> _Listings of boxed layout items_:
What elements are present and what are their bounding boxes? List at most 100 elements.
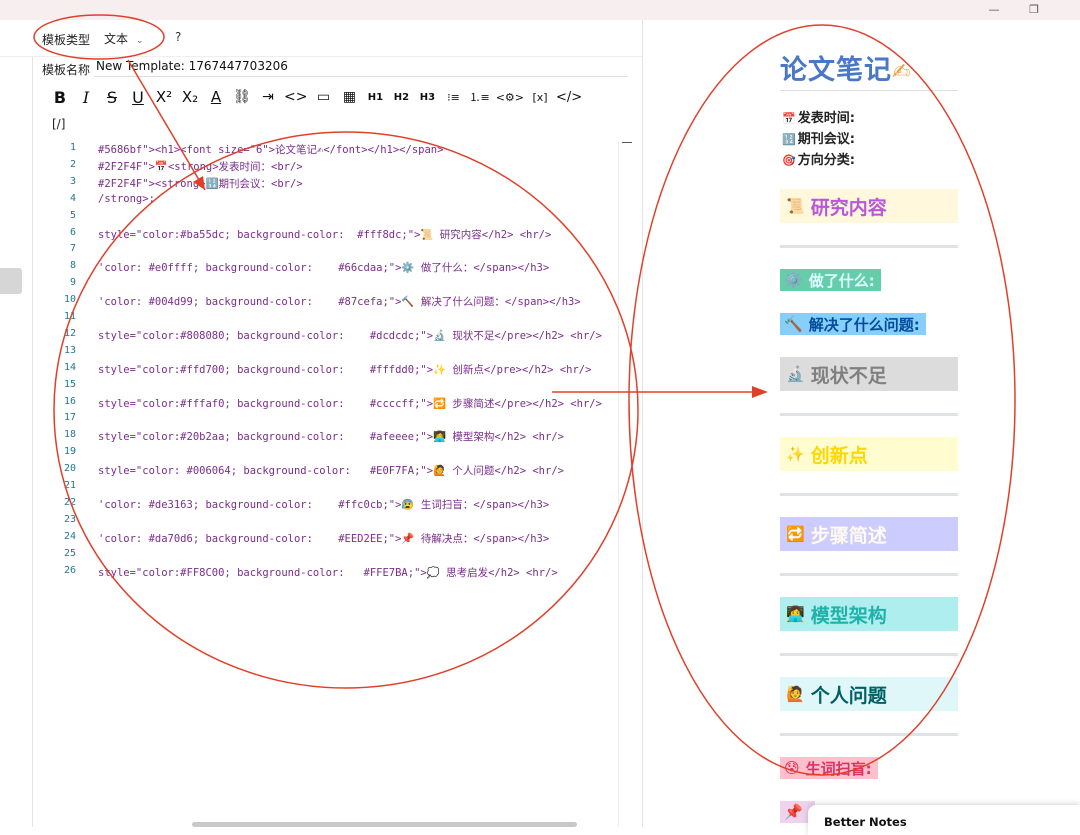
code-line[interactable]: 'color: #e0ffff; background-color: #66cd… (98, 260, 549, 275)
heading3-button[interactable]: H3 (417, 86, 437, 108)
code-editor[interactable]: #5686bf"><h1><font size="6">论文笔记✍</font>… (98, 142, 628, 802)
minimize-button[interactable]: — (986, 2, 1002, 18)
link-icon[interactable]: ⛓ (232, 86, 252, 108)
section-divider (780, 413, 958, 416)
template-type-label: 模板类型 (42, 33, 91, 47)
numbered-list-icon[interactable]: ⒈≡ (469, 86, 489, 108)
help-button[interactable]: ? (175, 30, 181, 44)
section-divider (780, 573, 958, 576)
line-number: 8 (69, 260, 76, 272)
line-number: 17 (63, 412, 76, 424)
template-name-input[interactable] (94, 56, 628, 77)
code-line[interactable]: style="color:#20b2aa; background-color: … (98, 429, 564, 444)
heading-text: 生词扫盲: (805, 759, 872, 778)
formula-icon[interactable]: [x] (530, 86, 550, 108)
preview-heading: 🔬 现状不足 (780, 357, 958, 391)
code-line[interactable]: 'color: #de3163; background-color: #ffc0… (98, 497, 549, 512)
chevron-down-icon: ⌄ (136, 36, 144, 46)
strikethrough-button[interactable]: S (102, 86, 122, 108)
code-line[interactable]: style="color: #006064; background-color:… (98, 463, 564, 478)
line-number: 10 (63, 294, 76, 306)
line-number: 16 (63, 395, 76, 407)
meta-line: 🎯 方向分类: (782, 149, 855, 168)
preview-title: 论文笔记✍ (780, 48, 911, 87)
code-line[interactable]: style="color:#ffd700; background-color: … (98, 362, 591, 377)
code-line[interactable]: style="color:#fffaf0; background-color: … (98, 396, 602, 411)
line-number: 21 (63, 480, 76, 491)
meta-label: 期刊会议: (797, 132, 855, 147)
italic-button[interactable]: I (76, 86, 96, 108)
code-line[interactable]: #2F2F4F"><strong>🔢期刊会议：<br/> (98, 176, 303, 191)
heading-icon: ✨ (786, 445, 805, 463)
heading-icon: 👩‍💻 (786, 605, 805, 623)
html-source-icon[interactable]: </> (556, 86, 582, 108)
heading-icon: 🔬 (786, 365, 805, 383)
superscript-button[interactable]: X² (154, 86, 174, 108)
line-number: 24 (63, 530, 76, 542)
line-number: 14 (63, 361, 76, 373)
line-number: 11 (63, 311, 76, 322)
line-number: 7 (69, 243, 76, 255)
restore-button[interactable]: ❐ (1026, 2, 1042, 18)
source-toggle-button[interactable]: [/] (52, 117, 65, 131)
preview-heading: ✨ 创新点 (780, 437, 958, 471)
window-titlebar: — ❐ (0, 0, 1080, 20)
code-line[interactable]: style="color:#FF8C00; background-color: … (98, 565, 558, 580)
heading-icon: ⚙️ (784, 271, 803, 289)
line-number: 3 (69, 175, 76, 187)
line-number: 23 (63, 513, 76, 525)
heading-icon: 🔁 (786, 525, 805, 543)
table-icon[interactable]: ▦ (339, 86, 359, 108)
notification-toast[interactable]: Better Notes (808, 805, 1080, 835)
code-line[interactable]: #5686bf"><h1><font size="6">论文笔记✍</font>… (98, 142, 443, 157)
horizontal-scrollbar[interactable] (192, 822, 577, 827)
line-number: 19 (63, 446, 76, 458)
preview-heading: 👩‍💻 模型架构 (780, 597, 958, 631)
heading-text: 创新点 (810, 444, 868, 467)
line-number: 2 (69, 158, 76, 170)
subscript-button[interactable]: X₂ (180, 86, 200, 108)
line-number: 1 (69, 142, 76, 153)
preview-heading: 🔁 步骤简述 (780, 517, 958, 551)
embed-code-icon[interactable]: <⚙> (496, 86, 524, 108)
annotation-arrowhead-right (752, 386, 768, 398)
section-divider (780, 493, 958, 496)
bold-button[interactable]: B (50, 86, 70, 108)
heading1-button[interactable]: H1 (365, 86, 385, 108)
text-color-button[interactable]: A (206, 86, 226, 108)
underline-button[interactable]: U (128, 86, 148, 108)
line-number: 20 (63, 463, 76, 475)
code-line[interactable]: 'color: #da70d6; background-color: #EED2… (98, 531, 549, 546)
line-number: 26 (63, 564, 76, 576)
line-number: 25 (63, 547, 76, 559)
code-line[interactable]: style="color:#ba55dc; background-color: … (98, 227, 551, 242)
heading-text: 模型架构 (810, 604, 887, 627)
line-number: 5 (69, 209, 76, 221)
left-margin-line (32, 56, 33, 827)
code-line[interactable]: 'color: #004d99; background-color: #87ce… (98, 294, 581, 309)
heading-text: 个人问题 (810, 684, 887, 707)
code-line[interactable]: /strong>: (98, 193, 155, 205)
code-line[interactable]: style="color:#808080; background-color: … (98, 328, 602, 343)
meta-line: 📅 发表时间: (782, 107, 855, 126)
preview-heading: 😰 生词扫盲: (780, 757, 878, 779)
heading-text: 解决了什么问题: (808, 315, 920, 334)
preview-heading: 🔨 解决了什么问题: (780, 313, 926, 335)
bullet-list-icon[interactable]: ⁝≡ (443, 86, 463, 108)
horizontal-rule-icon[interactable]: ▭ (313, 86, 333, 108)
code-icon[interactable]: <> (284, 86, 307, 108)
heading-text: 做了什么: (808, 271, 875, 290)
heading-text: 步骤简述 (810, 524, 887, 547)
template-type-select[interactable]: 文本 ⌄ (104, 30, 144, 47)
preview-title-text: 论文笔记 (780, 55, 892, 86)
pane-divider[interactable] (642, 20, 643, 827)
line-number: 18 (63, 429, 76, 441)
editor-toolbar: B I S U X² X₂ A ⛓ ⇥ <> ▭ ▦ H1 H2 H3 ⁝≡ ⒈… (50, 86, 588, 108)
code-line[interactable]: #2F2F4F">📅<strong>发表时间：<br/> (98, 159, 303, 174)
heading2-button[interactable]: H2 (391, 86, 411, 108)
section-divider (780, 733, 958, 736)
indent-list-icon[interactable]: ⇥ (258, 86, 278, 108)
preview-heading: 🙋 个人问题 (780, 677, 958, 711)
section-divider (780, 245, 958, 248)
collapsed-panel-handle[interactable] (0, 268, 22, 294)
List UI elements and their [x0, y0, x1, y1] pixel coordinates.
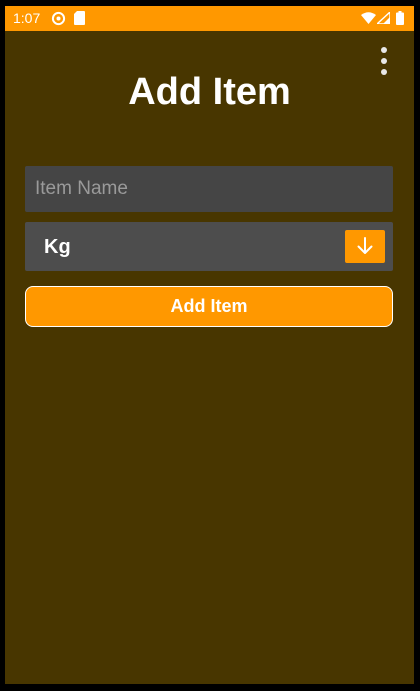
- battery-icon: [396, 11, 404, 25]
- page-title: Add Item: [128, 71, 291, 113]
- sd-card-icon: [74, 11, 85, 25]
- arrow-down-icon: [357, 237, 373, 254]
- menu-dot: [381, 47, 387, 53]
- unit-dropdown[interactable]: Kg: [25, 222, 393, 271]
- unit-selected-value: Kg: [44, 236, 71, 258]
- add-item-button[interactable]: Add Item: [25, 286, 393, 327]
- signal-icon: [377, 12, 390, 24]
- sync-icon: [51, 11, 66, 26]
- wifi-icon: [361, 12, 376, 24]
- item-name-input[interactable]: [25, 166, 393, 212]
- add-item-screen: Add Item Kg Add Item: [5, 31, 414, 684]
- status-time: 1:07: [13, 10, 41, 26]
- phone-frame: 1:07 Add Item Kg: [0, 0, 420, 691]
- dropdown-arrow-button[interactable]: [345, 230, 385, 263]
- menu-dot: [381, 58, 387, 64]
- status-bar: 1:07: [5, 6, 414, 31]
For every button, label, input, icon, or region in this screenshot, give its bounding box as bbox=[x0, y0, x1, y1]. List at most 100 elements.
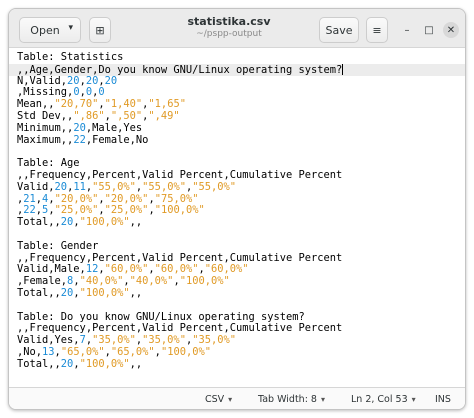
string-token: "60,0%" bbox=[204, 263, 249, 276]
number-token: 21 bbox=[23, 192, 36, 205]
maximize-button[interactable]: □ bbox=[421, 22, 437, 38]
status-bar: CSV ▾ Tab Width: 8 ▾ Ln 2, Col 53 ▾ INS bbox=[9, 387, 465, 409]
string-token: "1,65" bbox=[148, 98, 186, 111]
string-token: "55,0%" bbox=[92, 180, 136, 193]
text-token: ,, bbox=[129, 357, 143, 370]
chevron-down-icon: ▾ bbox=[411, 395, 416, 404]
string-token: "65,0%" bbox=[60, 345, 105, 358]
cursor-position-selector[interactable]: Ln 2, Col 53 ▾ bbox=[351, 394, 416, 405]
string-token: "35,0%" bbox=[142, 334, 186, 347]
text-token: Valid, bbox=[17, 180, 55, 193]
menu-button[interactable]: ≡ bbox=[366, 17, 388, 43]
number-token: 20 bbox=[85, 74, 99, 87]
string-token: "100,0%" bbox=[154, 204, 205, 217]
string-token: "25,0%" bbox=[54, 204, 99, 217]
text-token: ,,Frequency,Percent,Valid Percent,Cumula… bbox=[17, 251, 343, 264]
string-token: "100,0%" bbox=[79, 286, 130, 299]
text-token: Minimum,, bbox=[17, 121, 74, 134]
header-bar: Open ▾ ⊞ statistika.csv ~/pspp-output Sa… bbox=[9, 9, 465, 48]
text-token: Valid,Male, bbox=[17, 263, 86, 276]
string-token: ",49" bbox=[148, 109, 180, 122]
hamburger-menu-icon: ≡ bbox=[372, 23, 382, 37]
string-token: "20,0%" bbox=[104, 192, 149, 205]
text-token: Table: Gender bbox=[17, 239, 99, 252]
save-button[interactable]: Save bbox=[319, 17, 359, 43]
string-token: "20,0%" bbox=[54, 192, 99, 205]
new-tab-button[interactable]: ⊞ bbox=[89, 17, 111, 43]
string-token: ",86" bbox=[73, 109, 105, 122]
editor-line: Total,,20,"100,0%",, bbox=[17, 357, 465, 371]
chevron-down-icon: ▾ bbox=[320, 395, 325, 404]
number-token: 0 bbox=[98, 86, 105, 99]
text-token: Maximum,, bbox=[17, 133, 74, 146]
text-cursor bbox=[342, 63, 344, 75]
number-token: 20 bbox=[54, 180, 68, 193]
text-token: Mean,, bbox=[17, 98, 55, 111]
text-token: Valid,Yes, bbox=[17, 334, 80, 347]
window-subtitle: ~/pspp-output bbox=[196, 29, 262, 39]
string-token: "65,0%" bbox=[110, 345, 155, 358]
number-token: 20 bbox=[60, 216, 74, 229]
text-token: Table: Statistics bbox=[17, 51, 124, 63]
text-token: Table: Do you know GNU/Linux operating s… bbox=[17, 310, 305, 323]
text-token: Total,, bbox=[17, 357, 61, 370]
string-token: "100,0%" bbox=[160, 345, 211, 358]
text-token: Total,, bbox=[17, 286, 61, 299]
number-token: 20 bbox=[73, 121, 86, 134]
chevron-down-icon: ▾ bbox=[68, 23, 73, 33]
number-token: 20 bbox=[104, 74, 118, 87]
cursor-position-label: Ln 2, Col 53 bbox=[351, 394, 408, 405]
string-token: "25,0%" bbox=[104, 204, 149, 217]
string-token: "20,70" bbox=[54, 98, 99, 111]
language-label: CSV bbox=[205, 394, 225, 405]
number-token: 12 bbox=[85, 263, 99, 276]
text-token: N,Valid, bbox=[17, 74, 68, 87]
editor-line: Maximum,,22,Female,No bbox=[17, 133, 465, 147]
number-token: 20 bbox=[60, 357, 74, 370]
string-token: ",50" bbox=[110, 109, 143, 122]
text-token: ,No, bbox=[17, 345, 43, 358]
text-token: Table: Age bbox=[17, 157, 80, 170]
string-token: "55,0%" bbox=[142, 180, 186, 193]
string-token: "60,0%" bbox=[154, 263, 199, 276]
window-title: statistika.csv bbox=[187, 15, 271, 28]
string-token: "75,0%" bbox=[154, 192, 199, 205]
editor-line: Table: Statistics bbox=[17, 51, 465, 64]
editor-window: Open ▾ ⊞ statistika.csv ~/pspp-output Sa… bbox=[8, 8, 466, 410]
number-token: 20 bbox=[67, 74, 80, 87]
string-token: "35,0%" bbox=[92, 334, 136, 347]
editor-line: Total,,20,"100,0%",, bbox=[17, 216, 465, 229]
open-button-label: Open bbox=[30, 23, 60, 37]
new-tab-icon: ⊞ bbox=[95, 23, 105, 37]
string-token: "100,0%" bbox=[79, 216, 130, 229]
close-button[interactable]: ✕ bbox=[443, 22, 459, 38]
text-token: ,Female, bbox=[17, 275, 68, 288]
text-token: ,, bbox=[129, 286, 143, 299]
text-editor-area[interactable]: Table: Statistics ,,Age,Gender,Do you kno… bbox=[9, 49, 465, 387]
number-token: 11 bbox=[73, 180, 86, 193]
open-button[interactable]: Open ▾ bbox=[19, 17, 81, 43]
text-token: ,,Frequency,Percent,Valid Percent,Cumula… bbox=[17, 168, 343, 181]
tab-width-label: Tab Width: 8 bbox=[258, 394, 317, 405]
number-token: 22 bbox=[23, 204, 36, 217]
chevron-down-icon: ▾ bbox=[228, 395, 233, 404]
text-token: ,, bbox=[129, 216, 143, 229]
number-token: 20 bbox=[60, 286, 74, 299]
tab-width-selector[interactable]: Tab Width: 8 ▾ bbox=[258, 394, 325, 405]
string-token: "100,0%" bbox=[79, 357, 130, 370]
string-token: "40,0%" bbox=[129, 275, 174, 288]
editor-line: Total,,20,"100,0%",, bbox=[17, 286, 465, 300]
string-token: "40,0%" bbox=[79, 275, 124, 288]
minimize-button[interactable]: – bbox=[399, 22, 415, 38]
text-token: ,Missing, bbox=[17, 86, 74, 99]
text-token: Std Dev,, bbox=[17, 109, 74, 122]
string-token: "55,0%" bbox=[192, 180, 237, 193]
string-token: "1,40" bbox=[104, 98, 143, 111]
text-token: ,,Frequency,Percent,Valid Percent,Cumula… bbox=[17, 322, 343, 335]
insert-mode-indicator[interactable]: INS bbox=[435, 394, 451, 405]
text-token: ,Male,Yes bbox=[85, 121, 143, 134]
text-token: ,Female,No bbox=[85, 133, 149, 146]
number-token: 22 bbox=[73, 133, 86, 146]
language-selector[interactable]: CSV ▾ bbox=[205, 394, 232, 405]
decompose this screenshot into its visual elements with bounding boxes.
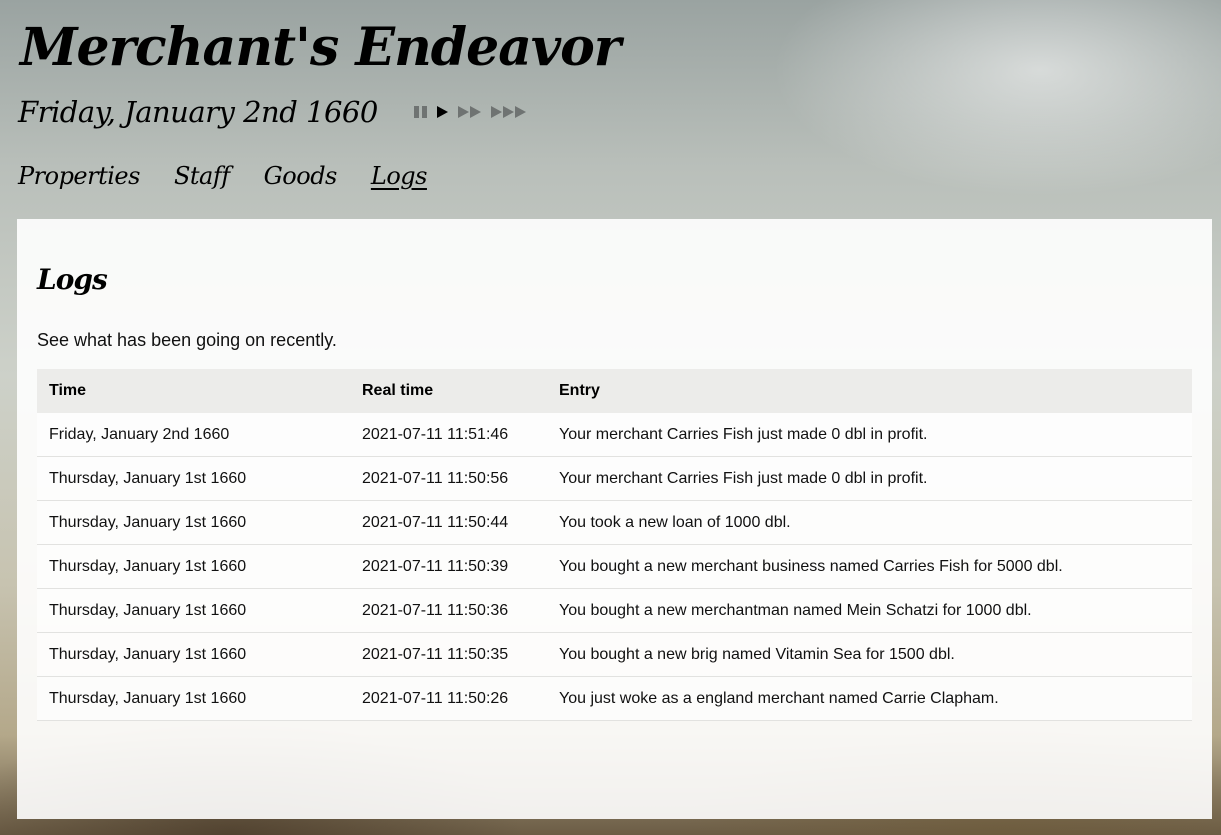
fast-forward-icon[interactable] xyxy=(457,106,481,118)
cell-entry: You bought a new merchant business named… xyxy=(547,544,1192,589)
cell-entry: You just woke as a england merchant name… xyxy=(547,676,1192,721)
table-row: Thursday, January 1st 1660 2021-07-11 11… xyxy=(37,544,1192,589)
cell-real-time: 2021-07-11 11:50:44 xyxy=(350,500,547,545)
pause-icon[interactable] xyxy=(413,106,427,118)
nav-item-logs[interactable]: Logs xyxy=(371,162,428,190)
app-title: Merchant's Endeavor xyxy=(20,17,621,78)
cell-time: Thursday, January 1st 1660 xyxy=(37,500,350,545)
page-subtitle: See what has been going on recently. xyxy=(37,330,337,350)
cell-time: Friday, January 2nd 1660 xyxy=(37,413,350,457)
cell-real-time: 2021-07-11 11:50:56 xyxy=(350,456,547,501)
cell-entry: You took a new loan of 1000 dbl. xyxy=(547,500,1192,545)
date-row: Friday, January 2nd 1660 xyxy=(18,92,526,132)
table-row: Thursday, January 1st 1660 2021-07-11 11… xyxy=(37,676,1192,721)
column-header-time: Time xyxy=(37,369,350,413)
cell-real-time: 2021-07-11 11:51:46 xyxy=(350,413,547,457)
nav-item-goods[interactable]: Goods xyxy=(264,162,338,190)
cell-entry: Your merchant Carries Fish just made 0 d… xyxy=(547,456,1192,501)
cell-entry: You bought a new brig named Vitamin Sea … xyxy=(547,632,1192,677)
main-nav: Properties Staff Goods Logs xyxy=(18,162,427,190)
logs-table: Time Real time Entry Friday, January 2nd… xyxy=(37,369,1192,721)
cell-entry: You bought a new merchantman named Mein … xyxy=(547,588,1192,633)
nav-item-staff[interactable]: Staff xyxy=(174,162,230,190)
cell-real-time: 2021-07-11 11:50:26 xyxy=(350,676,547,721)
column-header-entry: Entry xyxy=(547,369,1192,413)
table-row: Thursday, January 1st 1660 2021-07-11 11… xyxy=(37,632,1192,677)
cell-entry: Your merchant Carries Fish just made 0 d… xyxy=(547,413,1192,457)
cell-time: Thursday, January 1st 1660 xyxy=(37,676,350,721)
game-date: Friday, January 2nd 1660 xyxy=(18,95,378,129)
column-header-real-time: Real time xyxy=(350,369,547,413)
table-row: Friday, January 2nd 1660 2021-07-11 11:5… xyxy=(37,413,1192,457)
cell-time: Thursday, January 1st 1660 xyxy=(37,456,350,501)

> _What is being asked_:
Copy out, character for character, the lines of the records from the one containing "263, 249, 276]" through the one containing "204, 205, 217]".

> _The reply_:
string-token: "60,0%" bbox=[204, 263, 249, 276]
number-token: 21 bbox=[23, 192, 36, 205]
maximize-button[interactable]: □ bbox=[421, 22, 437, 38]
status-bar: CSV ▾ Tab Width: 8 ▾ Ln 2, Col 53 ▾ INS bbox=[9, 387, 465, 409]
string-token: "1,65" bbox=[148, 98, 186, 111]
string-token: "55,0%" bbox=[92, 180, 136, 193]
text-token: ,, bbox=[129, 357, 143, 370]
chevron-down-icon: ▾ bbox=[411, 395, 416, 404]
string-token: "65,0%" bbox=[60, 345, 105, 358]
cursor-position-selector[interactable]: Ln 2, Col 53 ▾ bbox=[351, 394, 416, 405]
string-token: "35,0%" bbox=[142, 334, 186, 347]
text-token: Valid, bbox=[17, 180, 55, 193]
menu-button[interactable]: ≡ bbox=[366, 17, 388, 43]
number-token: 20 bbox=[85, 74, 99, 87]
string-token: "100,0%" bbox=[154, 204, 205, 217]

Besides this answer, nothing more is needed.